§ INSTRUCTION:
Identify the lines that include the word "hopper", then copy all of them.

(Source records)
════

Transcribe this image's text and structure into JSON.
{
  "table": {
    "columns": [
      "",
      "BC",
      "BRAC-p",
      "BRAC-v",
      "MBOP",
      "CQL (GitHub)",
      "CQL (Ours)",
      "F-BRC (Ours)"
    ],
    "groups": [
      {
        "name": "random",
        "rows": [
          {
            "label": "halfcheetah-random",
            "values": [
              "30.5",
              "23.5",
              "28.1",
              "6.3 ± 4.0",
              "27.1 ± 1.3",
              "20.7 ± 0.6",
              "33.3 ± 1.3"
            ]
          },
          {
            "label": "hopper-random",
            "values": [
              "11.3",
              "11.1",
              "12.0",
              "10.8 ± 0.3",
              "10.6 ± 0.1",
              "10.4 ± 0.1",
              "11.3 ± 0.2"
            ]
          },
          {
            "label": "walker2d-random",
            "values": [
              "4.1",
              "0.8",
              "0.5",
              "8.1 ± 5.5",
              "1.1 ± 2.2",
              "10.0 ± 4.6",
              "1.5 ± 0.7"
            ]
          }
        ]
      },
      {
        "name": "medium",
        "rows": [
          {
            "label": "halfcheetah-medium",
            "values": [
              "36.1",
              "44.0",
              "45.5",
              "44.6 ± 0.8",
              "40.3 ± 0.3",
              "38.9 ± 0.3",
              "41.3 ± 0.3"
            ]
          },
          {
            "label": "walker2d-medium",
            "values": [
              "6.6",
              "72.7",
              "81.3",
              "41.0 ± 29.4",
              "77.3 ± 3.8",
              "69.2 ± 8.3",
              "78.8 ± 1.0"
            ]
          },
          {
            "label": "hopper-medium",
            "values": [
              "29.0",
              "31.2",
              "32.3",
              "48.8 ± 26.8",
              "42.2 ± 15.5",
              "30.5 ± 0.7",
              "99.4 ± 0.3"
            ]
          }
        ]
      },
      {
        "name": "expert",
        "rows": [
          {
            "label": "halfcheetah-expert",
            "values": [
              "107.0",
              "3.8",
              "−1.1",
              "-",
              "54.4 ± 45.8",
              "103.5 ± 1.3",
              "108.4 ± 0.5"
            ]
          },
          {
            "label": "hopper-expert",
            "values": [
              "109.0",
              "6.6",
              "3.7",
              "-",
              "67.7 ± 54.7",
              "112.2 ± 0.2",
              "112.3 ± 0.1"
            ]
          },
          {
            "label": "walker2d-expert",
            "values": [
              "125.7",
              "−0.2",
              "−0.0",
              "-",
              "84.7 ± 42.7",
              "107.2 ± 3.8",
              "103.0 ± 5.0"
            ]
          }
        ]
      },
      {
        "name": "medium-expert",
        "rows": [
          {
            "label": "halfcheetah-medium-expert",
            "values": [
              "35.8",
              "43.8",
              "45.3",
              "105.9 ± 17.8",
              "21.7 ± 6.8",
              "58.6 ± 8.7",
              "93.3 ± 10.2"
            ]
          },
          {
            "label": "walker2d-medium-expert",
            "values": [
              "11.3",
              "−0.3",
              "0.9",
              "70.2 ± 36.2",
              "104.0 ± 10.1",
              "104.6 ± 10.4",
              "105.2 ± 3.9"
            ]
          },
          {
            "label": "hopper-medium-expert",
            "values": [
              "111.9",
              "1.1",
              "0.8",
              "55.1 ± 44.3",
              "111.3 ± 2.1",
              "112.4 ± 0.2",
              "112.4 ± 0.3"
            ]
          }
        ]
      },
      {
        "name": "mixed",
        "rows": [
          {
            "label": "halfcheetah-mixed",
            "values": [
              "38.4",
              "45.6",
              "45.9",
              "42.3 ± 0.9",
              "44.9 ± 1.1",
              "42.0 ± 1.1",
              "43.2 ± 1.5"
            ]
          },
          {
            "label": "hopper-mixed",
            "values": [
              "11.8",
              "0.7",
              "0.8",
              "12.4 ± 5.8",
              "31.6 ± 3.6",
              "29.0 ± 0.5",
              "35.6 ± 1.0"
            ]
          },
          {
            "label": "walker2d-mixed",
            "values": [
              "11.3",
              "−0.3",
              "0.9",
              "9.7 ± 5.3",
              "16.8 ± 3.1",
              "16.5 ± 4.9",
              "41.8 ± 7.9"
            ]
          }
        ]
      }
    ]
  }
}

════

§ RESULT OF THE TASK:
            "label": "hopper-random",
            "label": "hopper-medium",
            "label": "hopper-expert",
            "label": "hopper-medium-expert",
            "label": "hopper-mixed",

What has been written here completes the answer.